──────── Task input

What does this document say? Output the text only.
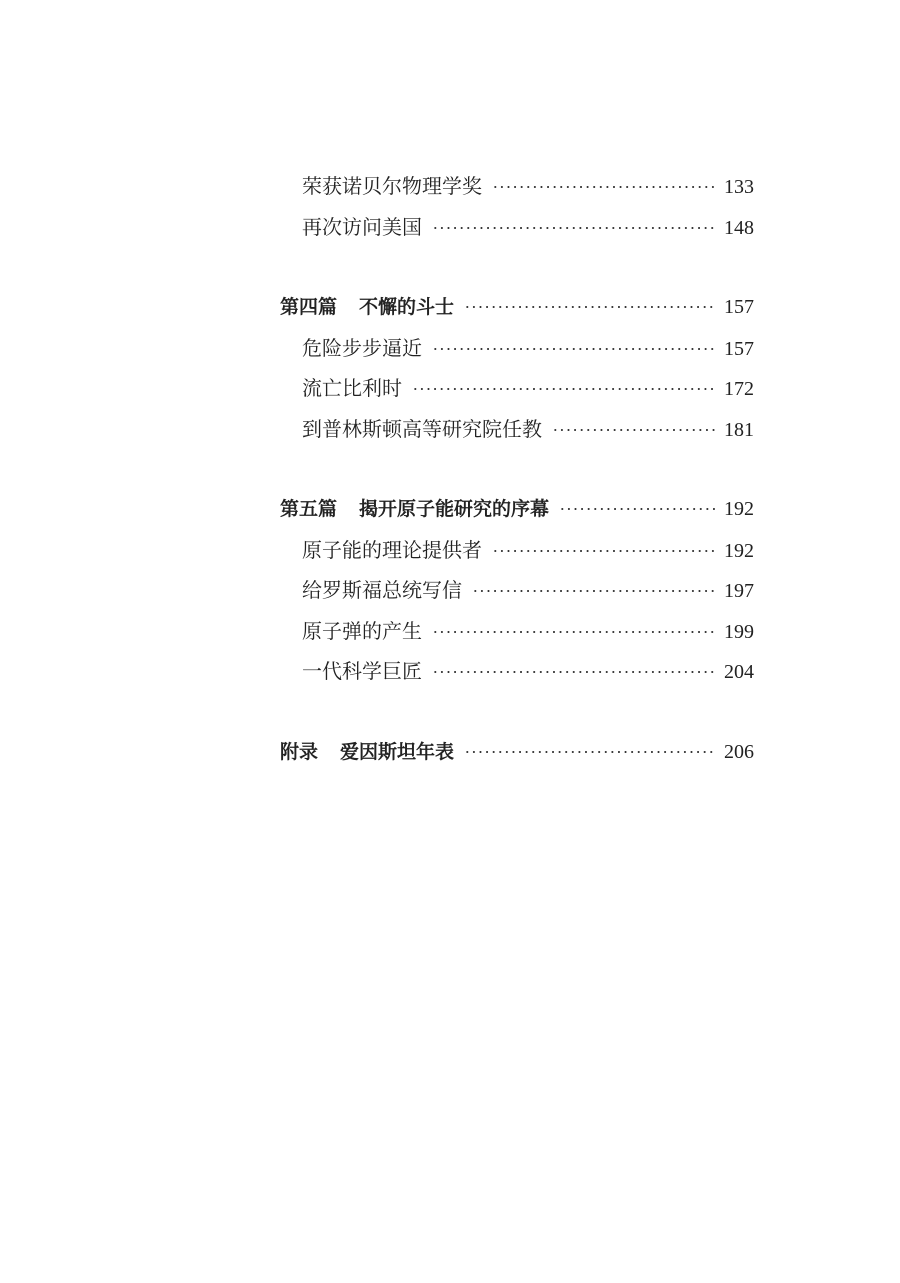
荣获诺贝尔物理学奖	133
再次访问美国	148
第四篇 不懈的斗士	157
危险步步逼近	157
流亡比利时	172
到普林斯顿高等研究院任教	181
第五篇 揭开原子能研究的序幕	192
原子能的理论提供者	192
给罗斯福总统写信	197
原子弹的产生	199
一代科学巨匠	204
附录 爱因斯坦年表	206
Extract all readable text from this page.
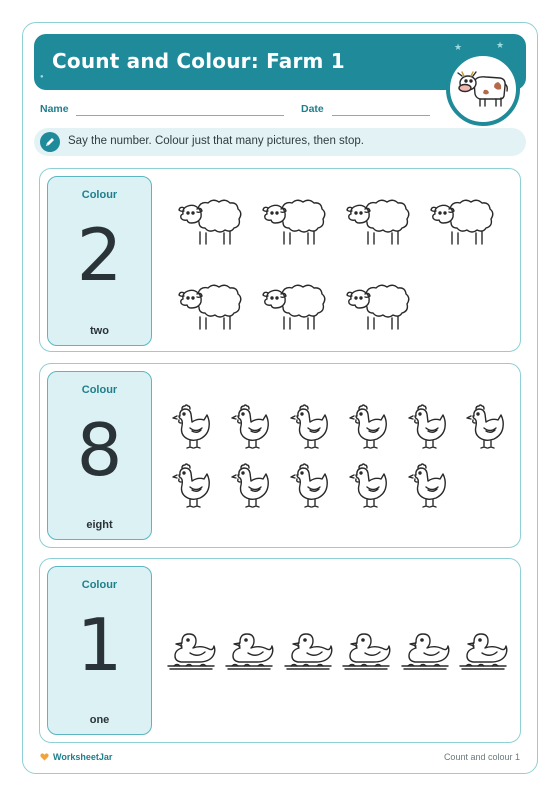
Count and Colour: Farm 1
★	★
●
Name	Date
Say the number. Colour just that many pictures, then stop.
Colour
2
two
Colour
8
eight
Colour
1
one
WorksheetJar	Count and colour 1
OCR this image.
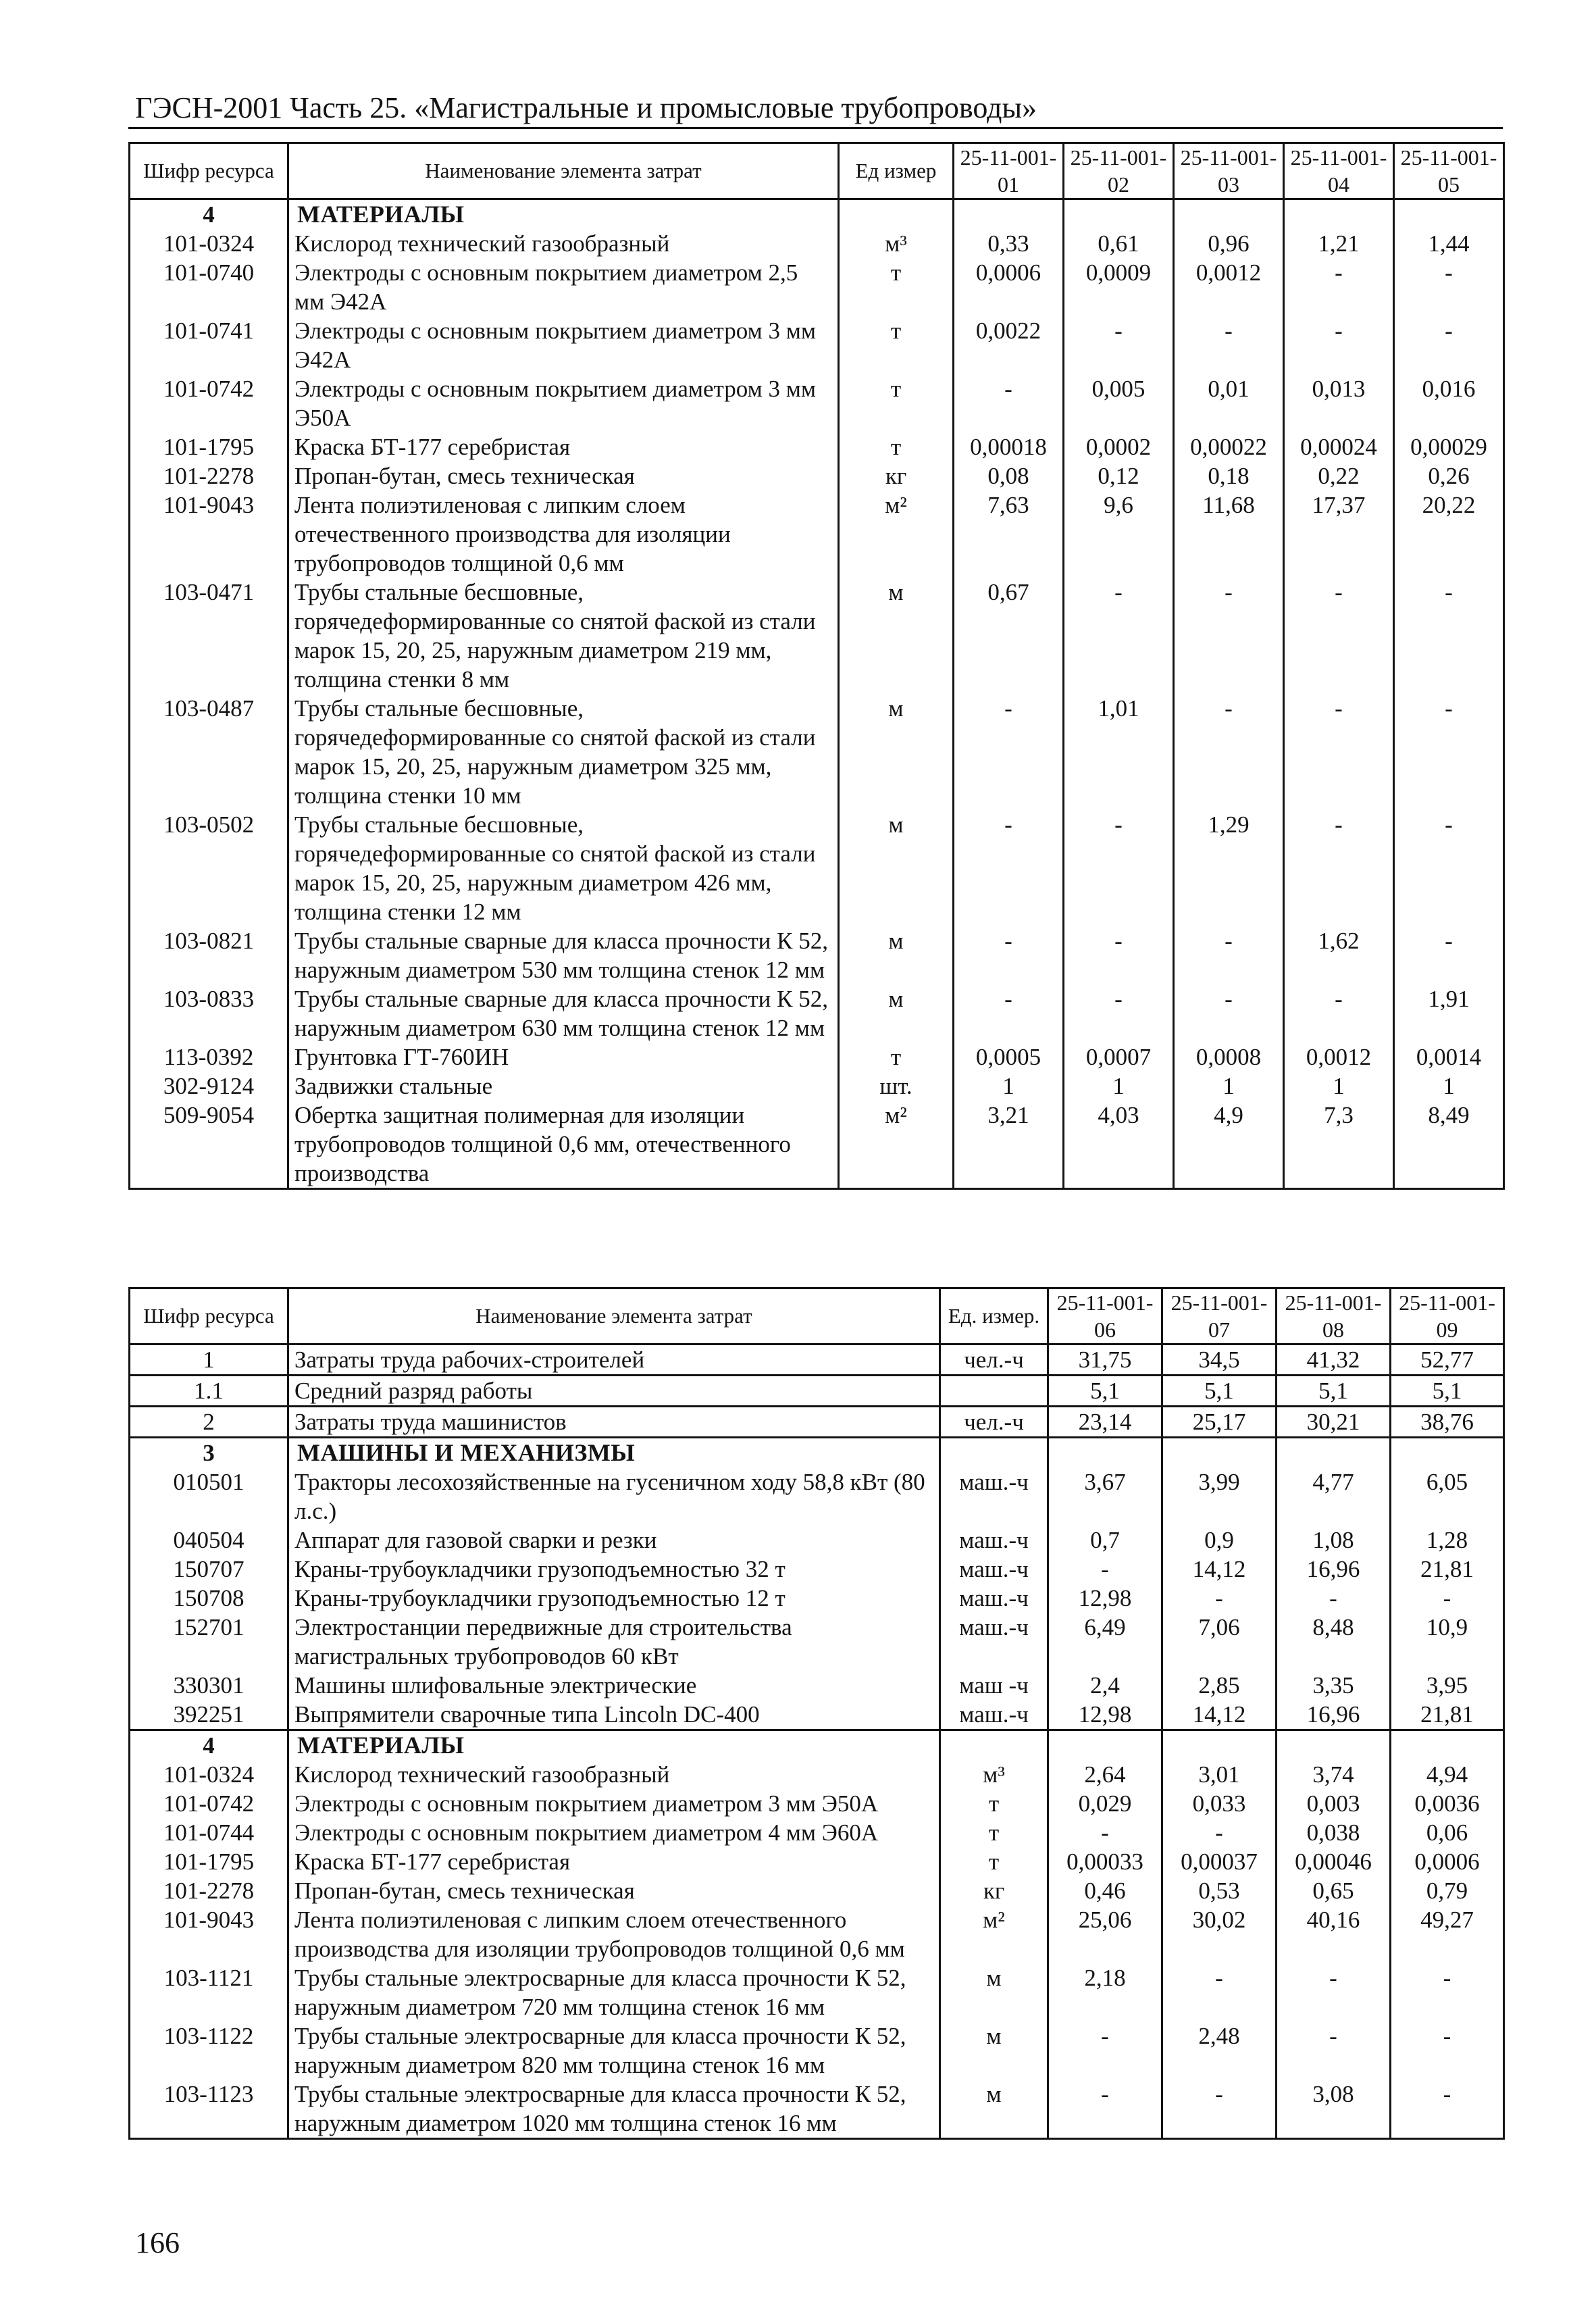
ГЭСН-2001 Часть 25. «Магистральные и промысловые трубопроводы»
Шифр ресурса	Наименование элемента затрат	Ед измер	25-11-001-01	25-11-001-02	25-11-001-03	25-11-001-04	25-11-001-05
4	МАТЕРИАЛЫ						
101-0324	Кислород технический газообразный	м³	0,33	0,61	0,96	1,21	1,44
101-0740	Электроды с основным покрытием диаметром 2,5 мм Э42А	т	0,0006	0,0009	0,0012	-	-
101-0741	Электроды с основным покрытием диаметром 3 мм Э42А	т	0,0022	-	-	-	-
101-0742	Электроды с основным покрытием диаметром 3 мм Э50А	т	-	0,005	0,01	0,013	0,016
101-1795	Краска БТ-177 серебристая	т	0,00018	0,0002	0,00022	0,00024	0,00029
101-2278	Пропан-бутан, смесь техническая	кг	0,08	0,12	0,18	0,22	0,26
101-9043	Лента полиэтиленовая с липким слоем отечественного производства для изоляции трубопроводов толщиной 0,6 мм	м²	7,63	9,6	11,68	17,37	20,22
103-0471	Трубы стальные бесшовные, горячедеформированные со снятой фаской из стали марок 15, 20, 25, наружным диаметром 219 мм, толщина стенки 8 мм	м	0,67	-	-	-	-
103-0487	Трубы стальные бесшовные, горячедеформированные со снятой фаской из стали марок 15, 20, 25, наружным диаметром 325 мм, толщина стенки 10 мм	м	-	1,01	-	-	-
103-0502	Трубы стальные бесшовные, горячедеформированные со снятой фаской из стали марок 15, 20, 25, наружным диаметром 426 мм, толщина стенки 12 мм	м	-	-	1,29	-	-
103-0821	Трубы стальные сварные для класса прочности К 52, наружным диаметром 530 мм толщина стенок 12 мм	м	-	-	-	1,62	-
103-0833	Трубы стальные сварные для класса прочности К 52, наружным диаметром 630 мм толщина стенок 12 мм	м	-	-	-	-	1,91
113-0392	Грунтовка ГТ-760ИН	т	0,0005	0,0007	0,0008	0,0012	0,0014
302-9124	Задвижки стальные	шт.	1	1	1	1	1
509-9054	Обертка защитная полимерная для изоляции трубопроводов толщиной 0,6 мм, отечественного производства	м²	3,21	4,03	4,9	7,3	8,49
Шифр ресурса	Наименование элемента затрат	Ед. измер.	25-11-001-06	25-11-001-07	25-11-001-08	25-11-001-09
1	Затраты труда рабочих-строителей	чел.-ч	31,75	34,5	41,32	52,77
1.1	Средний разряд работы		5,1	5,1	5,1	5,1
2	Затраты труда машинистов	чел.-ч	23,14	25,17	30,21	38,76
3	МАШИНЫ И МЕХАНИЗМЫ					
010501	Тракторы лесохозяйственные на гусеничном ходу 58,8 кВт (80 л.с.)	маш.-ч	3,67	3,99	4,77	6,05
040504	Аппарат для газовой сварки и резки	маш.-ч	0,7	0,9	1,08	1,28
150707	Краны-трубоукладчики грузоподъемностью 32 т	маш.-ч	-	14,12	16,96	21,81
150708	Краны-трубоукладчики грузоподъемностью 12 т	маш.-ч	12,98	-	-	-
152701	Электростанции передвижные для строительства магистральных трубопроводов 60 кВт	маш.-ч	6,49	7,06	8,48	10,9
330301	Машины шлифовальные электрические	маш -ч	2,4	2,85	3,35	3,95
392251	Выпрямители сварочные типа Lincoln DC-400	маш.-ч	12,98	14,12	16,96	21,81
4	МАТЕРИАЛЫ					
101-0324	Кислород технический газообразный	м³	2,64	3,01	3,74	4,94
101-0742	Электроды с основным покрытием диаметром 3 мм Э50А	т	0,029	0,033	0,003	0,0036
101-0744	Электроды с основным покрытием диаметром 4 мм Э60А	т	-	-	0,038	0,06
101-1795	Краска БТ-177 серебристая	т	0,00033	0,00037	0,00046	0,0006
101-2278	Пропан-бутан, смесь техническая	кг	0,46	0,53	0,65	0,79
101-9043	Лента полиэтиленовая с липким слоем отечественного производства для изоляции трубопроводов толщиной 0,6 мм	м²	25,06	30,02	40,16	49,27
103-1121	Трубы стальные электросварные для класса прочности К 52, наружным диаметром 720 мм толщина стенок 16 мм	м	2,18	-	-	-
103-1122	Трубы стальные электросварные для класса прочности К 52, наружным диаметром 820 мм толщина стенок 16 мм	м	-	2,48	-	-
103-1123	Трубы стальные электросварные для класса прочности К 52, наружным диаметром 1020 мм толщина стенок 16 мм	м	-	-	3,08	-
166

────────────────

_Work to do_
Find how many lines in the material hold the word "Count" and state that number alone.

_Expected answer_
2